_The problem_
Find the string "Quick" in the data, then copy every line where it is found.

_The input_
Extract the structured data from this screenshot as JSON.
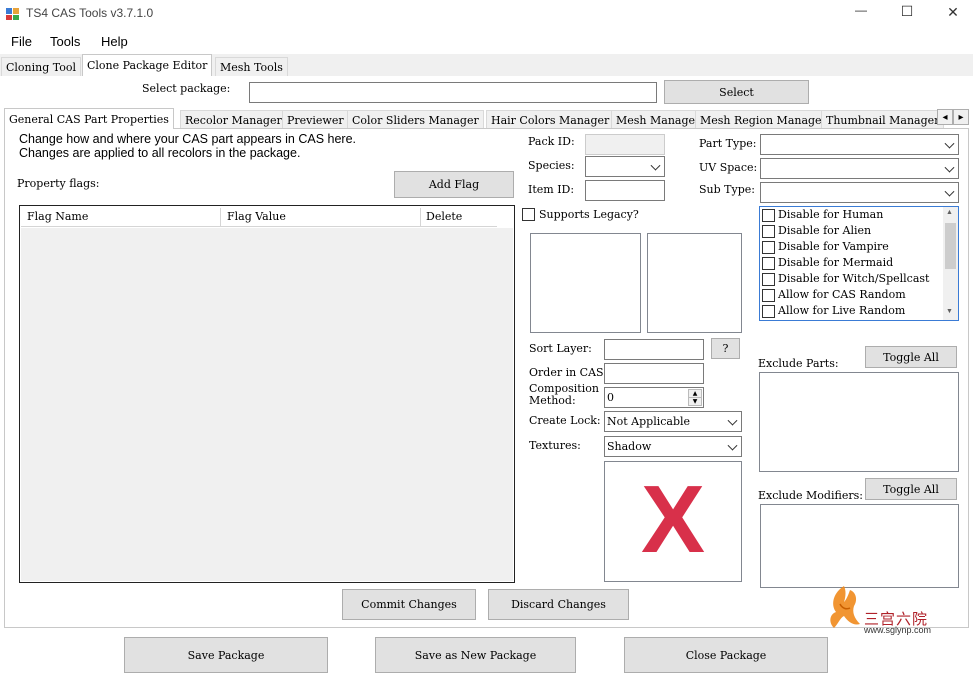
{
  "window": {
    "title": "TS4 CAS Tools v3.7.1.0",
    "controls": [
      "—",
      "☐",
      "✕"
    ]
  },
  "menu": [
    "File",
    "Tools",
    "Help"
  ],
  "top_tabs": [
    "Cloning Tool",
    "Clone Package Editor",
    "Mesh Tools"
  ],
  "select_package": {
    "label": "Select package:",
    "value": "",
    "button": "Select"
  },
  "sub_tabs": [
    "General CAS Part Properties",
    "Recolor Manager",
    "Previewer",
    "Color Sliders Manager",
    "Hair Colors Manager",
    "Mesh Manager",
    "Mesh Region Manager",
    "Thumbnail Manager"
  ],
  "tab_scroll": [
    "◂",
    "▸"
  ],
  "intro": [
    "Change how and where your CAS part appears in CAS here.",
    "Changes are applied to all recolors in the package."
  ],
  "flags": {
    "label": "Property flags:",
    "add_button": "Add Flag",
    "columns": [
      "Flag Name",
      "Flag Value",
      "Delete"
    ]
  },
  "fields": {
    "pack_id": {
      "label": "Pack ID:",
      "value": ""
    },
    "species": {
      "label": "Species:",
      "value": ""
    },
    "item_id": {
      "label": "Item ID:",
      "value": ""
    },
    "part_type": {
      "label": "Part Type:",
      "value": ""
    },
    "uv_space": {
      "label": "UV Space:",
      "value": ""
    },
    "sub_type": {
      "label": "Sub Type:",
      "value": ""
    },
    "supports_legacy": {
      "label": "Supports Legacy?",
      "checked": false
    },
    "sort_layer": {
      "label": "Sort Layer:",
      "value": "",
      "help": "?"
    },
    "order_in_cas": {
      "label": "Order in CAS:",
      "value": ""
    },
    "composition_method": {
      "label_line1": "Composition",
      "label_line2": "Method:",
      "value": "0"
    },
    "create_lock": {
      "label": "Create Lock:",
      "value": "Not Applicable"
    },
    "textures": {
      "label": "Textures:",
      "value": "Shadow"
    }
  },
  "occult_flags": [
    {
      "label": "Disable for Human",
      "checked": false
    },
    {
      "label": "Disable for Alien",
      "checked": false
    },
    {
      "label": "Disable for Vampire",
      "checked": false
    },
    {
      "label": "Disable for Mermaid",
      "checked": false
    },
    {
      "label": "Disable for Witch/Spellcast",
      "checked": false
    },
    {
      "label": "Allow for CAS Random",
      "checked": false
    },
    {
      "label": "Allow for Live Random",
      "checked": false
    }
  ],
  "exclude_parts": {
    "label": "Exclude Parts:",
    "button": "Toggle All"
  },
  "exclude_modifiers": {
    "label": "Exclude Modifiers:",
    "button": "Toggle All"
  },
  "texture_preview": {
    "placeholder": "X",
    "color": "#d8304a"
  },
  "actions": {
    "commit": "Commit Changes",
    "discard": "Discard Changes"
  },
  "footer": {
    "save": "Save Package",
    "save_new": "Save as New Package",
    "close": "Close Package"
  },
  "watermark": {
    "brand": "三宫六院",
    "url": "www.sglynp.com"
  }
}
...
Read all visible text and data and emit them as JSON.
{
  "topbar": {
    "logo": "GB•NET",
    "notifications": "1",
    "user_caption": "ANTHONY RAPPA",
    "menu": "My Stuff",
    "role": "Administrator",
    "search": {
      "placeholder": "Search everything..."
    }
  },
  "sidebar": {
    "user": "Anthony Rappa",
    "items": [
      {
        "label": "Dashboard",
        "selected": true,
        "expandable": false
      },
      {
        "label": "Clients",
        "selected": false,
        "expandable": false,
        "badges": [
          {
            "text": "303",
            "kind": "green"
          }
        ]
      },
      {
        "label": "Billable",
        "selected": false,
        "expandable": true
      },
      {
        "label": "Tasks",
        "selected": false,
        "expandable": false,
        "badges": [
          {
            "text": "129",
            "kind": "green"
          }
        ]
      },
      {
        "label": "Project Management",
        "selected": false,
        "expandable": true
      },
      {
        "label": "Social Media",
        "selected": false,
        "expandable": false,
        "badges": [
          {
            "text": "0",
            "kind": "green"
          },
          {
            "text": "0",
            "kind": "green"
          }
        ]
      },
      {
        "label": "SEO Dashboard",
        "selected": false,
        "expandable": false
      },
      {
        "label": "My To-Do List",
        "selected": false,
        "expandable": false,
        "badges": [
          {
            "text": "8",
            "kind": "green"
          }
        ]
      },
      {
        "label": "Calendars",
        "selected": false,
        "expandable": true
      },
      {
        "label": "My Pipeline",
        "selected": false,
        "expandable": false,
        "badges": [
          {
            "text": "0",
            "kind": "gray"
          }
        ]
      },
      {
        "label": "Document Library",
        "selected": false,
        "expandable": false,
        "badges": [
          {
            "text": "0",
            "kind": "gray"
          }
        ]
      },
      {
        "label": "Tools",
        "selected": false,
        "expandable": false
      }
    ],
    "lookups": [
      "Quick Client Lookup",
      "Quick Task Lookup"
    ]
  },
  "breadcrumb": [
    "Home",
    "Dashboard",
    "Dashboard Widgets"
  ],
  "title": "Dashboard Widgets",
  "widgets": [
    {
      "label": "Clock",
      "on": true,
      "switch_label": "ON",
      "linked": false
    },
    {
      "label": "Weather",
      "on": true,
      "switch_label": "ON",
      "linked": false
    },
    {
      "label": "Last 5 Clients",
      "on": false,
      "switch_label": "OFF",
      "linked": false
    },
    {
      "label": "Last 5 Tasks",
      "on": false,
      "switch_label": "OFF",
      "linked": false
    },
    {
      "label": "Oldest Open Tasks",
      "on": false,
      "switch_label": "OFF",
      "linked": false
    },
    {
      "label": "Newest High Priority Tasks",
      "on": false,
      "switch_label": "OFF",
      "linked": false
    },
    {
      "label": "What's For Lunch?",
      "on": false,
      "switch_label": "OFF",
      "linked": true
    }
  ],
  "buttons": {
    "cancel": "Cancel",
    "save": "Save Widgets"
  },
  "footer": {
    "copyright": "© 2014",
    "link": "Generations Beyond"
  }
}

_Correct output_
      "Quick Client Lookup",
      "Quick Task Lookup"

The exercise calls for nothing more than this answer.